>> START Given information

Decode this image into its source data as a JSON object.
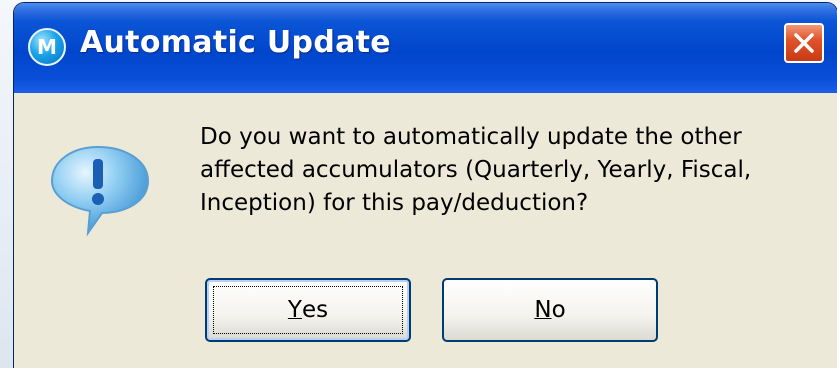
{
  "dialog": {
    "title": "Automatic Update",
    "app_icon_letter": "M",
    "icon": "information-icon",
    "message_lines": [
      "Do you want to automatically update the other",
      "affected accumulators (Quarterly, Yearly, Fiscal,",
      "Inception) for this pay/deduction?"
    ],
    "buttons": {
      "yes": {
        "mnemonic": "Y",
        "rest": "es"
      },
      "no": {
        "mnemonic": "N",
        "rest": "o"
      }
    }
  },
  "colors": {
    "titlebar": "#0046cc",
    "dialog_background": "#ece9d8",
    "close_button": "#e0542c",
    "button_border": "#003c74"
  }
}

>> END Given information

What the exercise asks: The listing above must be printed again exactly, minus its pictures.

The answer:
Decode this image into its source data as a JSON object.
{
  "dialog": {
    "title": "Automatic Update",
    "app_icon_letter": "M",
    "icon": "information-icon",
    "message_lines": [
      "Do you want to automatically update the other",
      "affected accumulators (Quarterly, Yearly, Fiscal,",
      "Inception) for this pay/deduction?"
    ],
    "buttons": {
      "yes": {
        "mnemonic": "Y",
        "rest": "es"
      },
      "no": {
        "mnemonic": "N",
        "rest": "o"
      }
    }
  },
  "colors": {
    "titlebar": "#0046cc",
    "dialog_background": "#ece9d8",
    "close_button": "#e0542c",
    "button_border": "#003c74"
  }
}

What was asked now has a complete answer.